──────── Material provided ────────

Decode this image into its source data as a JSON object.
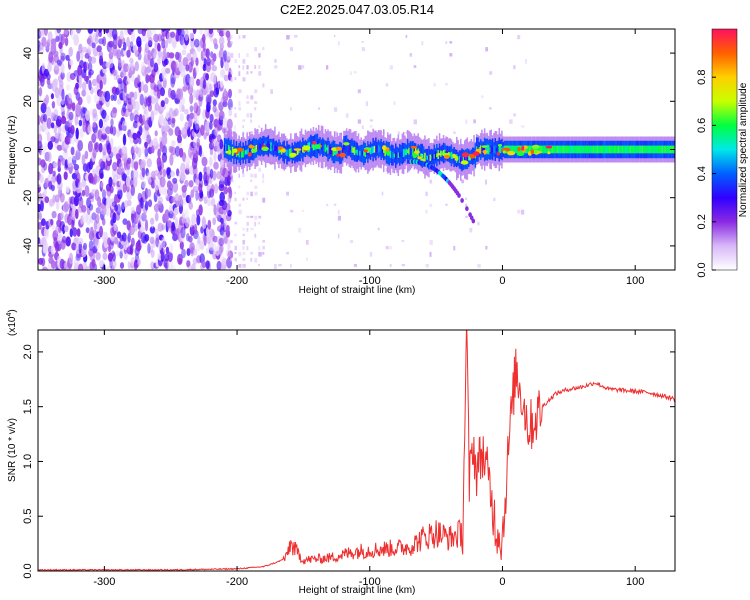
{
  "figure": {
    "title": "C2E2.2025.047.03.05.R14"
  },
  "chart_data": [
    {
      "type": "heatmap",
      "xlabel": "Height of straight line (km)",
      "ylabel": "Frequency (Hz)",
      "xlim": [
        -350,
        130
      ],
      "ylim": [
        -50,
        50
      ],
      "xticks": [
        -300,
        -200,
        -100,
        0,
        100
      ],
      "yticks": [
        -40,
        -20,
        0,
        20,
        40
      ],
      "colorbar": {
        "label": "Normalized spectral amplitude",
        "range": [
          0.0,
          1.0
        ],
        "ticks": [
          "0.0",
          "0.2",
          "0.4",
          "0.6",
          "0.8"
        ],
        "colormap": [
          "#ffffff",
          "#d8b8f8",
          "#8a2be2",
          "#3000ff",
          "#0060ff",
          "#00e8e8",
          "#00ff40",
          "#c8ff00",
          "#ffd000",
          "#ff6000",
          "#ff1060"
        ]
      },
      "structure": [
        {
          "region": "noise",
          "x_range": [
            -350,
            -205
          ],
          "freq_range": [
            -50,
            50
          ],
          "amplitude": 0.12
        },
        {
          "region": "weak_scatter",
          "x_range": [
            -205,
            -180
          ],
          "freq_range": [
            -50,
            50
          ],
          "amplitude": 0.05
        },
        {
          "region": "signal",
          "x_range": [
            -210,
            130
          ],
          "center_freq_hz": 0,
          "width_hz": 6,
          "amplitude": 0.6
        },
        {
          "region": "signal_tail",
          "x_range": [
            -70,
            -20
          ],
          "center_freq_hz": [
            -5,
            -32
          ],
          "amplitude": 0.5
        }
      ]
    },
    {
      "type": "line",
      "xlabel": "Height of straight line (km)",
      "ylabel": "SNR (10 * v/v)",
      "y_scale_label": "(x10",
      "y_scale_exponent": "4",
      "xlim": [
        -350,
        130
      ],
      "ylim": [
        0.0,
        2.2
      ],
      "xticks": [
        -300,
        -200,
        -100,
        0,
        100
      ],
      "yticks": [
        "0.0",
        "0.5",
        "1.0",
        "1.5",
        "2.0"
      ],
      "series": [
        {
          "color": "#ee3030",
          "x": [
            -350,
            -300,
            -250,
            -200,
            -180,
            -170,
            -163,
            -160,
            -150,
            -130,
            -110,
            -90,
            -70,
            -60,
            -50,
            -40,
            -30,
            -27,
            -25,
            -22,
            -20,
            -15,
            -10,
            -5,
            0,
            5,
            10,
            20,
            30,
            40,
            50,
            60,
            70,
            80,
            90,
            100,
            110,
            120,
            130
          ],
          "values": [
            0.01,
            0.01,
            0.01,
            0.02,
            0.04,
            0.08,
            0.12,
            0.25,
            0.1,
            0.12,
            0.18,
            0.2,
            0.22,
            0.3,
            0.35,
            0.3,
            0.35,
            2.2,
            0.8,
            1.2,
            0.9,
            1.1,
            0.8,
            0.4,
            0.3,
            1.2,
            1.85,
            1.3,
            1.5,
            1.62,
            1.66,
            1.68,
            1.72,
            1.66,
            1.65,
            1.64,
            1.63,
            1.6,
            1.57
          ]
        }
      ]
    }
  ]
}
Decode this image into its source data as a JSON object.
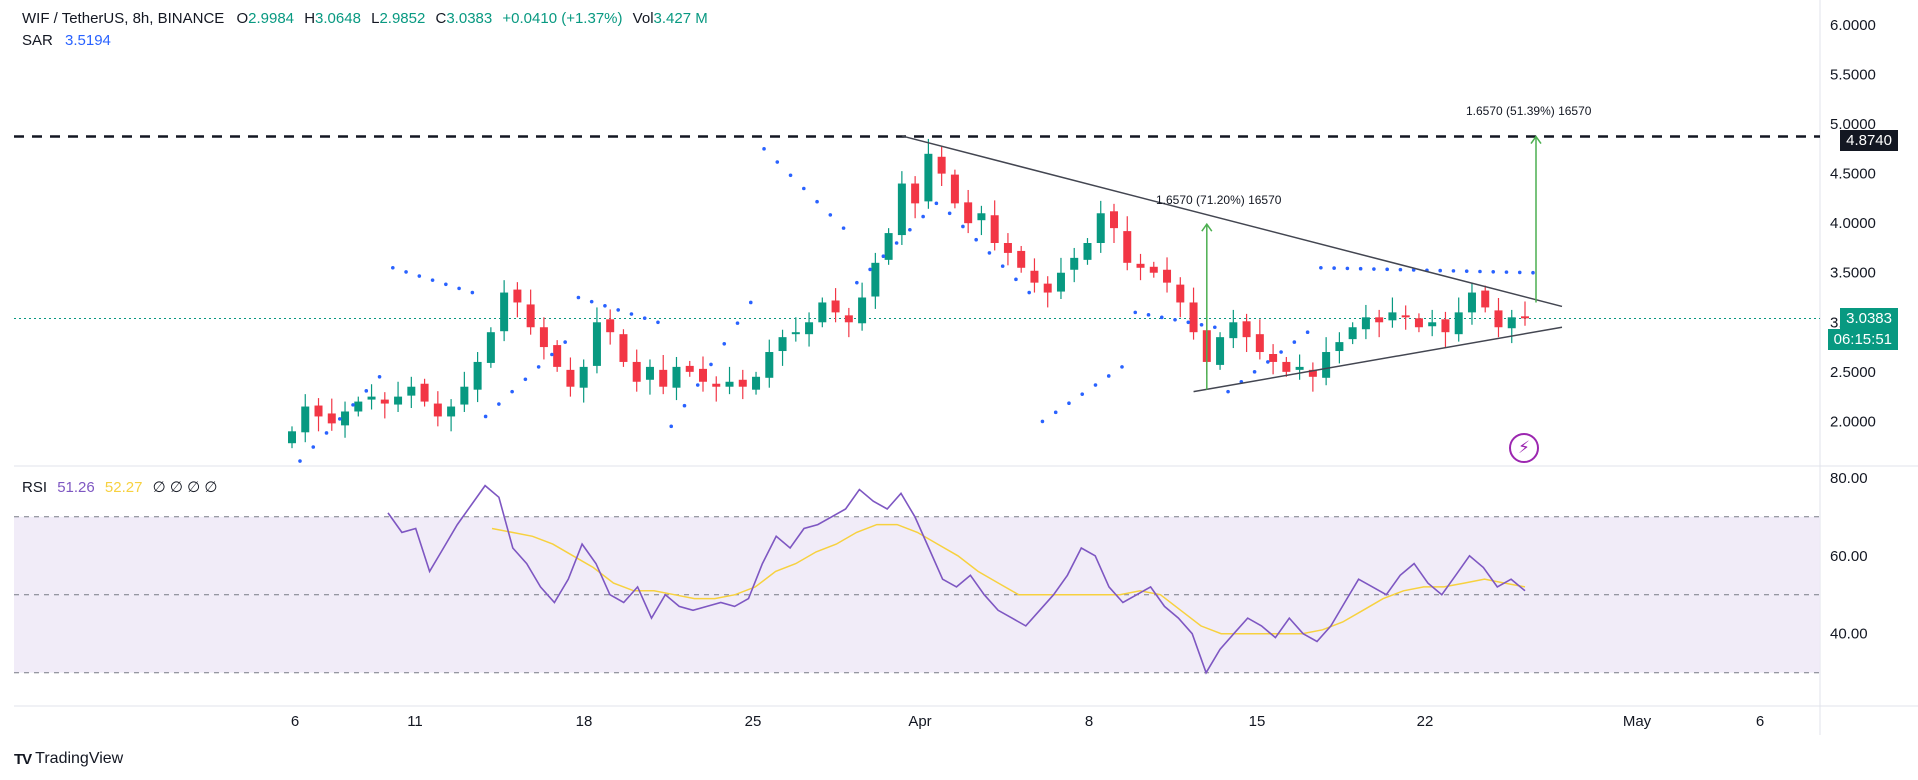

────────

Answer with a single number: the count of lines holding the word "ylabel".

2